State how many lines of the entries include the string "Stakes", please, leaving out everything but the number.

━━ PROVIDED RECORDS

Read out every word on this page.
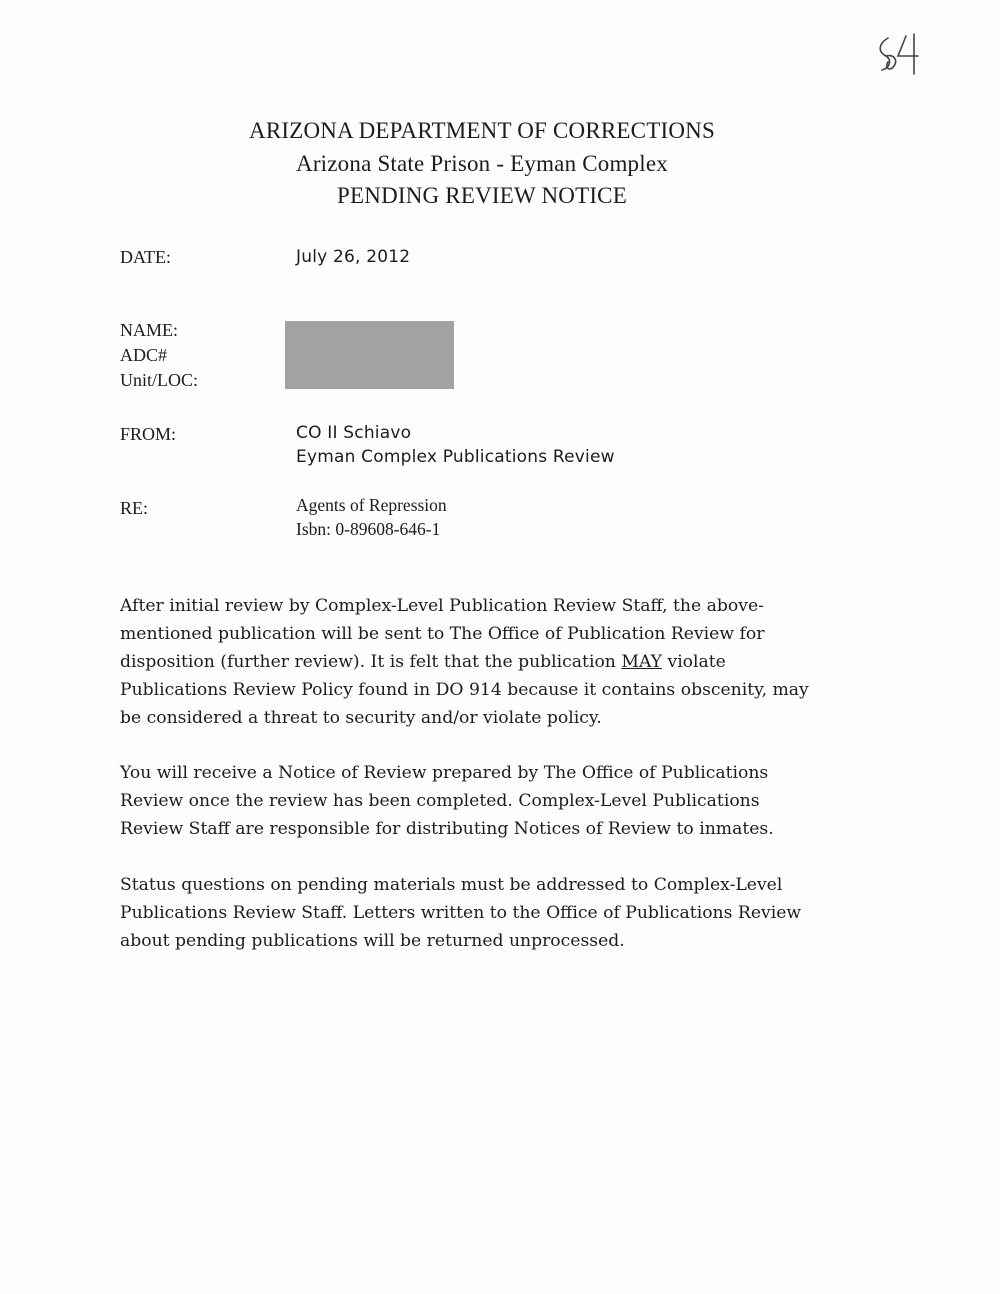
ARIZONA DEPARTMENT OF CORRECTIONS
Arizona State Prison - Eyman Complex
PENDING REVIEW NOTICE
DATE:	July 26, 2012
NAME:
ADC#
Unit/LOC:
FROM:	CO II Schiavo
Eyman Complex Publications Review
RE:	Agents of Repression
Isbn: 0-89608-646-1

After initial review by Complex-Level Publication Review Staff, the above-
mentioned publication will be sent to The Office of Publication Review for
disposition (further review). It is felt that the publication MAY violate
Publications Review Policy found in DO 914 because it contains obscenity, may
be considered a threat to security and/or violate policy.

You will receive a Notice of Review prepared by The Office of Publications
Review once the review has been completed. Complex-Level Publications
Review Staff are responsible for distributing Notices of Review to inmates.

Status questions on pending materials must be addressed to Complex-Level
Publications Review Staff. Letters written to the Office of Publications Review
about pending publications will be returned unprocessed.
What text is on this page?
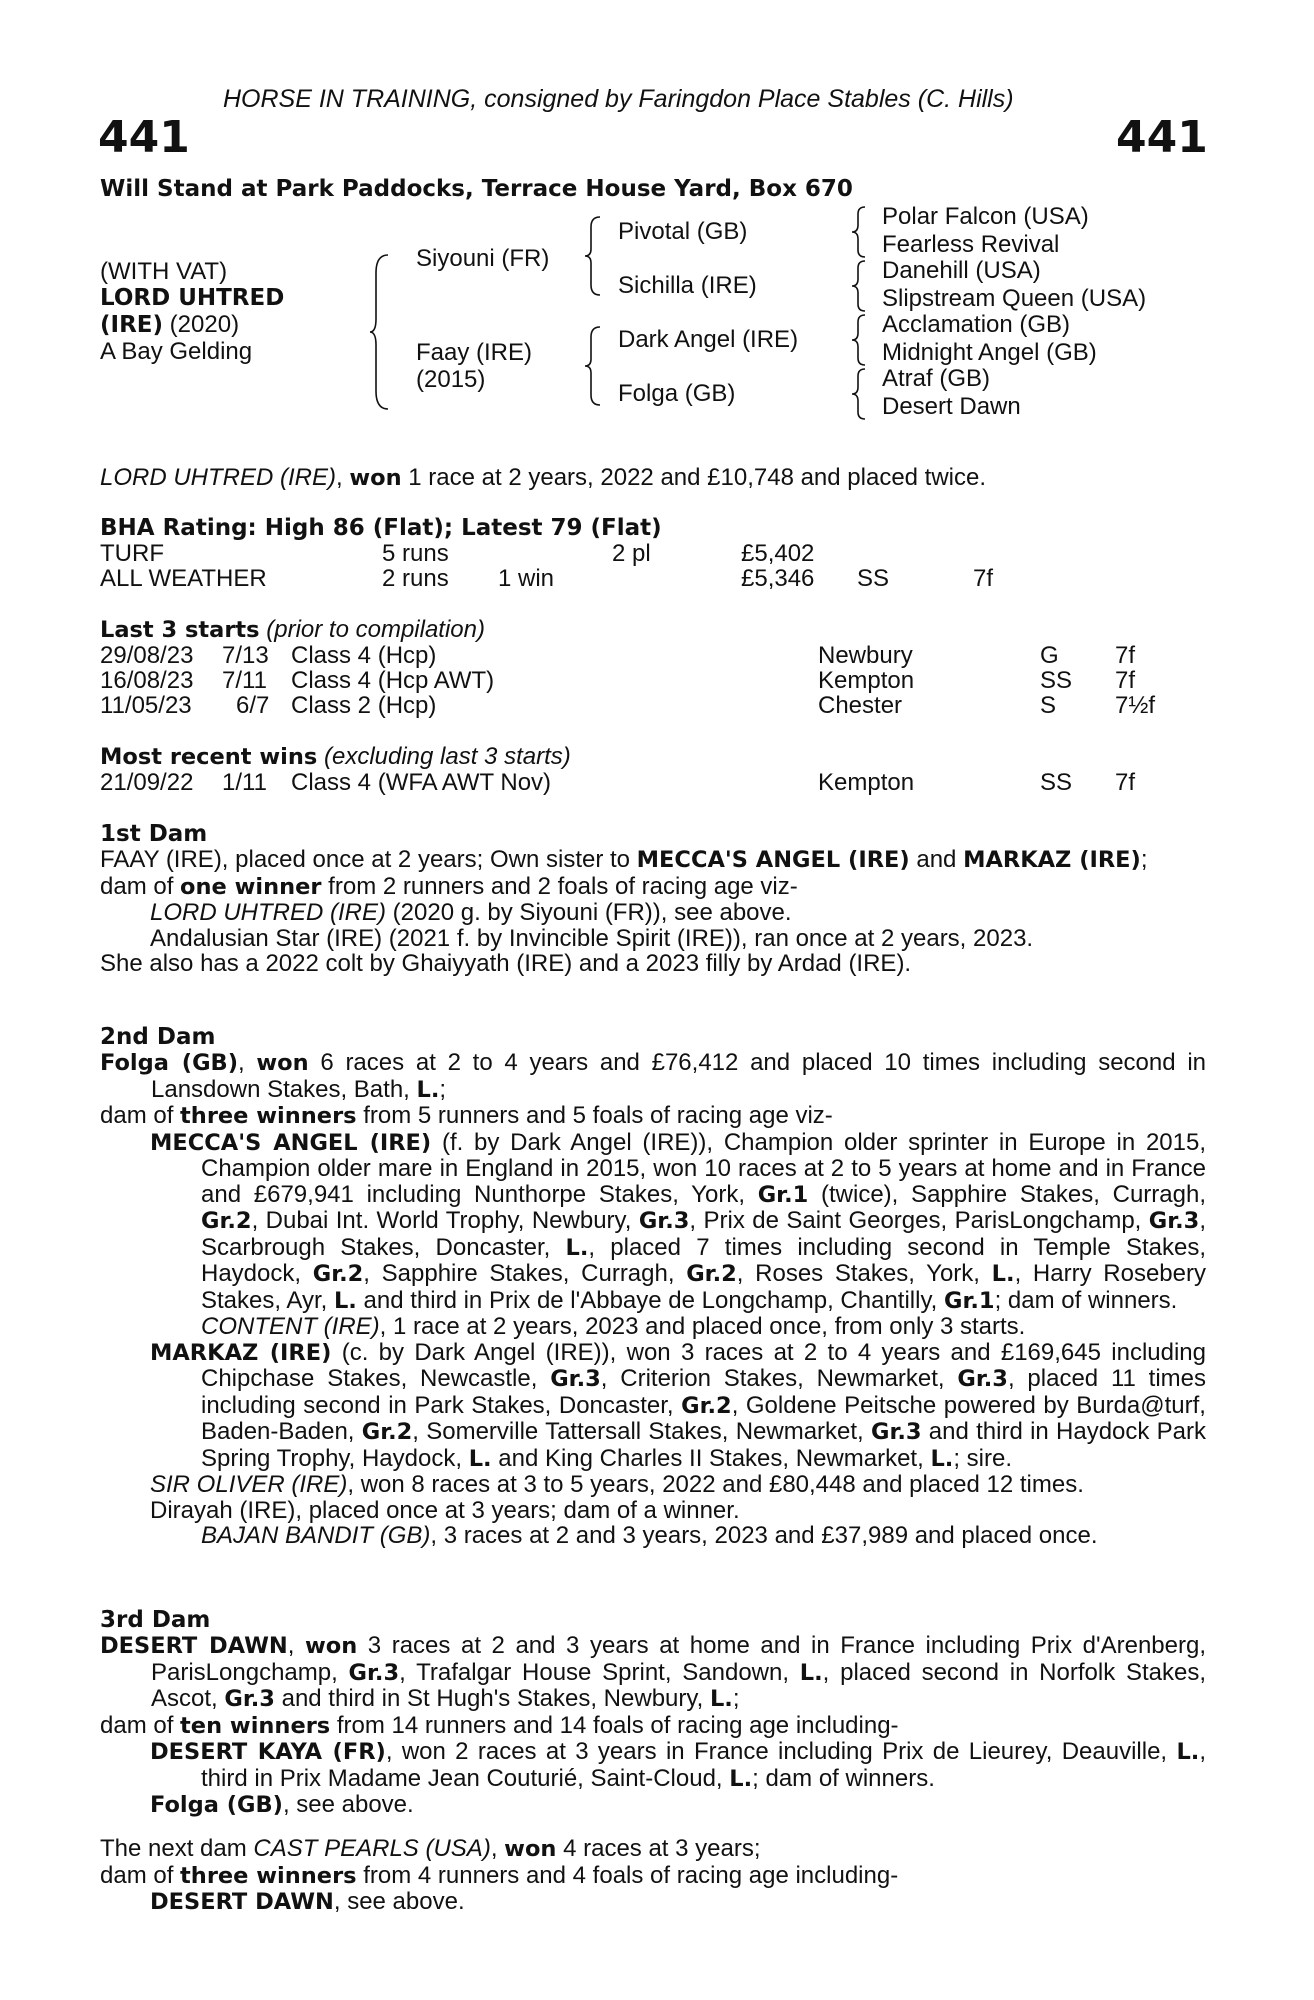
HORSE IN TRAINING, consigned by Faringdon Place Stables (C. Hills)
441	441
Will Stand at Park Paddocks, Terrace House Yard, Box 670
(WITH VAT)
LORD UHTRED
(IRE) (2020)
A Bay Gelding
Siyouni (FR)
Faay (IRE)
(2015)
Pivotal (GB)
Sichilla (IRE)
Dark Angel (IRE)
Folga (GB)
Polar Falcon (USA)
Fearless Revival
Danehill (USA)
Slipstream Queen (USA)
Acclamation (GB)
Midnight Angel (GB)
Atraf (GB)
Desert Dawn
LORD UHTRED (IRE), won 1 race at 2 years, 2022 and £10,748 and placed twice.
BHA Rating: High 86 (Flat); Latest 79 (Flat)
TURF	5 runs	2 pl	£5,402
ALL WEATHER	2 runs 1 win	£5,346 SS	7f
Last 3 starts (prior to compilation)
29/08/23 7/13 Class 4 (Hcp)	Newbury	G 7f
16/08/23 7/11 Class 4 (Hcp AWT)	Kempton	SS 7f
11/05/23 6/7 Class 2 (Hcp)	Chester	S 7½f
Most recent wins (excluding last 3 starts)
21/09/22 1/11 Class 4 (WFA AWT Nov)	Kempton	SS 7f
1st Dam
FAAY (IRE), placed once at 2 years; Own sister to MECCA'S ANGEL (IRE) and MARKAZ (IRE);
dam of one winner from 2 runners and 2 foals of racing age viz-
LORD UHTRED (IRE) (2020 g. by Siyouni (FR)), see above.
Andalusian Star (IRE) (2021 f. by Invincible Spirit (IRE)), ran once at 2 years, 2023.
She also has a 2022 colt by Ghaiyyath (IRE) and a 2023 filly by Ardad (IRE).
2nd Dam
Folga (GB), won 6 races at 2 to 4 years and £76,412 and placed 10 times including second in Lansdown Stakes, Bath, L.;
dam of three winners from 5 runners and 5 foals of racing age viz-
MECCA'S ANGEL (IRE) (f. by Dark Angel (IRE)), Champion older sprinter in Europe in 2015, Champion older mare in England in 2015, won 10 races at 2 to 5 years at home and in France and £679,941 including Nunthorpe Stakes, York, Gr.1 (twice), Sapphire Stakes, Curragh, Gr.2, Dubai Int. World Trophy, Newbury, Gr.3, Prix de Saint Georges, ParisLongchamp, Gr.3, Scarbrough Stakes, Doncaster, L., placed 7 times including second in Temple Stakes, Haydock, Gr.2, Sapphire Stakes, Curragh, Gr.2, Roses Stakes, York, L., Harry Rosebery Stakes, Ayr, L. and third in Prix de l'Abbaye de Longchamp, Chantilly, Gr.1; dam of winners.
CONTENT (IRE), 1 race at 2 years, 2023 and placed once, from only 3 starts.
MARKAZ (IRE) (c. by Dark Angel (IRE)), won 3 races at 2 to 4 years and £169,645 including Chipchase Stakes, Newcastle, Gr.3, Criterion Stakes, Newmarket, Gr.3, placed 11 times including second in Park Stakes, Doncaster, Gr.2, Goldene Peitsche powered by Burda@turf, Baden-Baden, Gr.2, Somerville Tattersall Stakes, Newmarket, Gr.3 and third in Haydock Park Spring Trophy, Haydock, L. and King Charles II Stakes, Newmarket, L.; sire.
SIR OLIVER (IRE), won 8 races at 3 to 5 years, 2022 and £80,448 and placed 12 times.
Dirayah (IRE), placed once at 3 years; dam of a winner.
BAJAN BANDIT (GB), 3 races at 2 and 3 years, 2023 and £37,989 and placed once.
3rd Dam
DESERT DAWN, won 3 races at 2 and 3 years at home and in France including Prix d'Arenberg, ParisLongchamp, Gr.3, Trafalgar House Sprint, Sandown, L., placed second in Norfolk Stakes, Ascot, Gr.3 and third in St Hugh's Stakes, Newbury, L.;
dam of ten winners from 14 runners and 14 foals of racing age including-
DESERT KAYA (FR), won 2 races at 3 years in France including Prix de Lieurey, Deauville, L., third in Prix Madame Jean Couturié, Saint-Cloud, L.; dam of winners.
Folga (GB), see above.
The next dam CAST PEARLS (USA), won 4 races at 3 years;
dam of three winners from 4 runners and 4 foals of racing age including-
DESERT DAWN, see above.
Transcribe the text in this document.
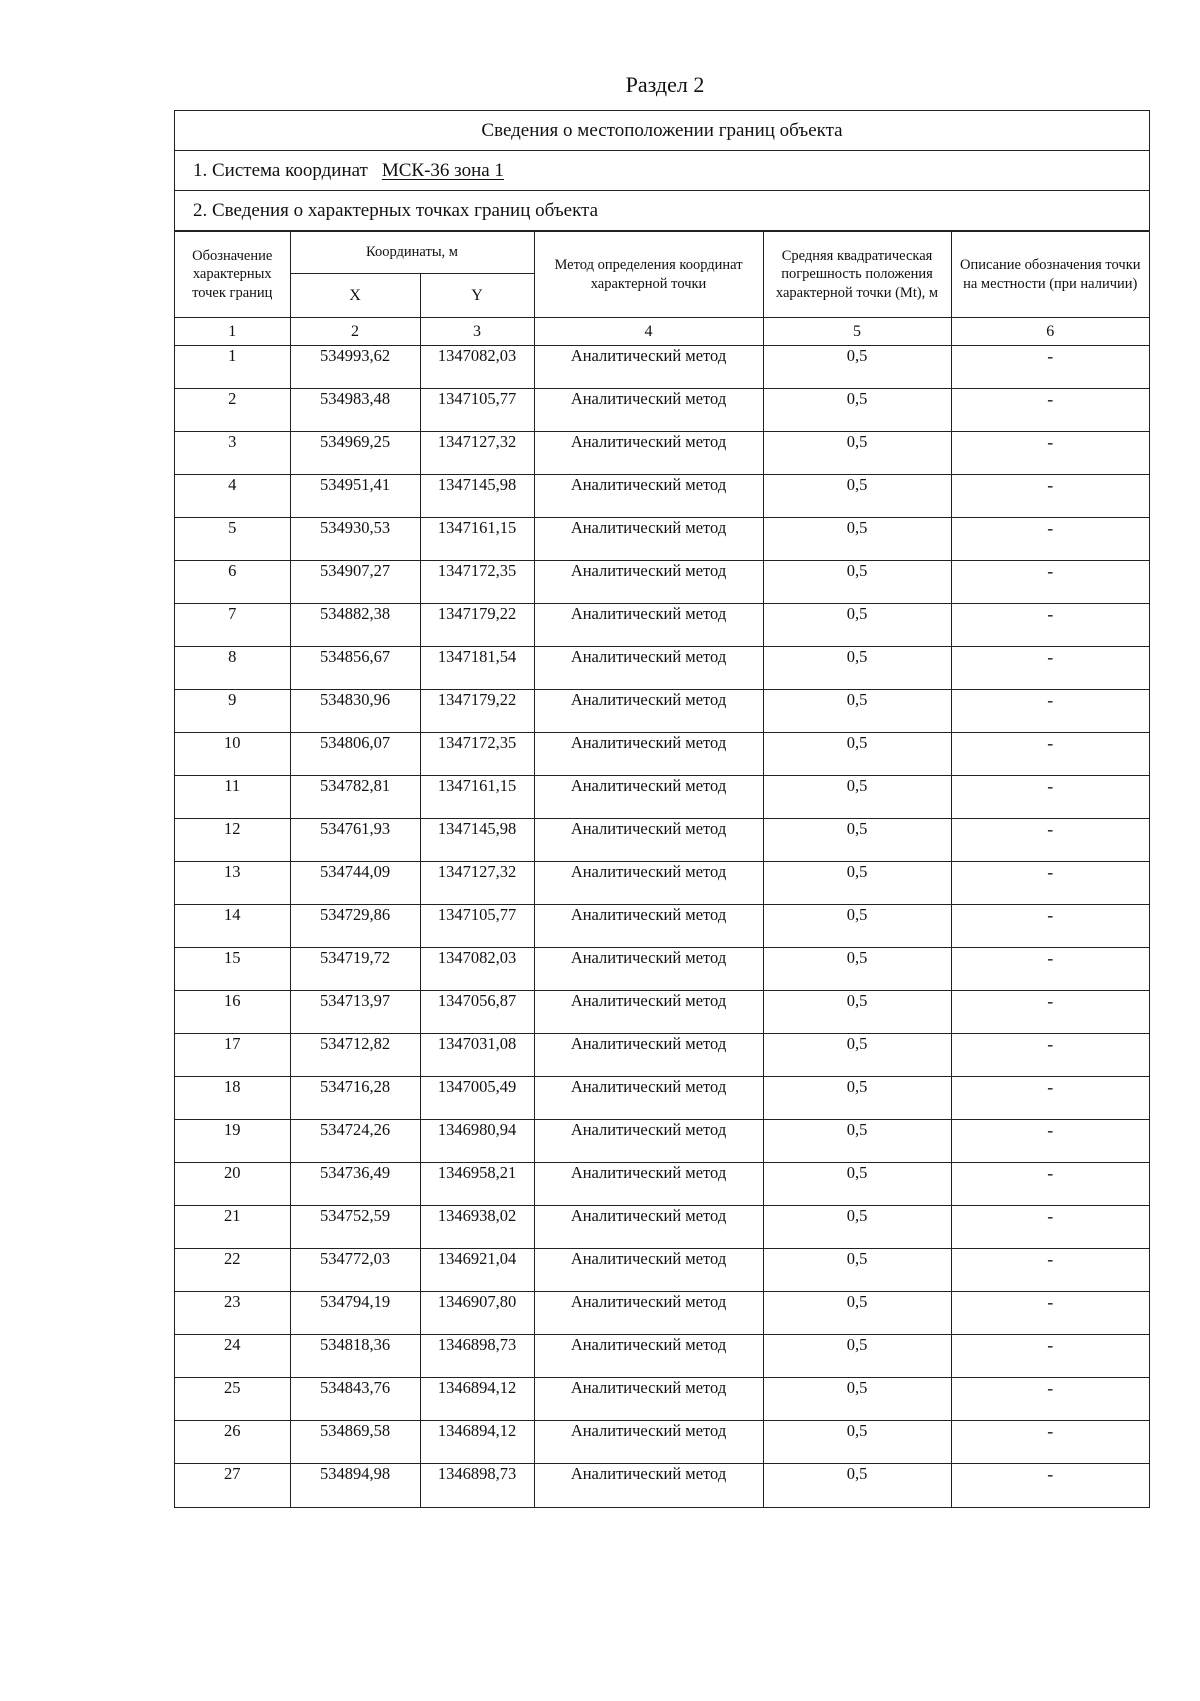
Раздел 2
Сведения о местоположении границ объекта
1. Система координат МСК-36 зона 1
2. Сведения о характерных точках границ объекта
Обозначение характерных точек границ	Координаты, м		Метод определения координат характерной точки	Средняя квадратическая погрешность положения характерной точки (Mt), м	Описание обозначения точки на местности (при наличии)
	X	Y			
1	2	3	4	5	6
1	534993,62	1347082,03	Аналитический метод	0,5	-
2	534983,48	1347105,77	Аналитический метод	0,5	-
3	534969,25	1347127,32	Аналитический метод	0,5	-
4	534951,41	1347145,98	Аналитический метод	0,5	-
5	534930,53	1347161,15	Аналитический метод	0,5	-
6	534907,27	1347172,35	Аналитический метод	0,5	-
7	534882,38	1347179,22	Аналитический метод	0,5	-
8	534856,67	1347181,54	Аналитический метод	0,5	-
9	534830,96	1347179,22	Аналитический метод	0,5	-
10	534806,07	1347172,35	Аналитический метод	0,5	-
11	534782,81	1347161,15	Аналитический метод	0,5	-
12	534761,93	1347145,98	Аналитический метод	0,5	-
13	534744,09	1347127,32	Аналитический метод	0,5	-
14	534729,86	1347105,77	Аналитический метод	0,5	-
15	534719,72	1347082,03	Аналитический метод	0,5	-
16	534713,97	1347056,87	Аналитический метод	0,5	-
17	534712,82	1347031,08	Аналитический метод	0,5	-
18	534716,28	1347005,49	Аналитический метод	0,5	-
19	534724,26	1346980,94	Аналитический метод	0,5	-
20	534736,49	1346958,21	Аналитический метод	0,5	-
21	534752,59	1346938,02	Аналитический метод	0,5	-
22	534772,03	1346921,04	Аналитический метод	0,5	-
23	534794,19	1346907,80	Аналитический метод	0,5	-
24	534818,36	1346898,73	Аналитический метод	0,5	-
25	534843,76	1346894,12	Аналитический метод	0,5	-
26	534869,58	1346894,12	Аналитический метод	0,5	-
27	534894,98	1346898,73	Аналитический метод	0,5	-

━━━━

SOLUTION TO THIS PROBLEM: 4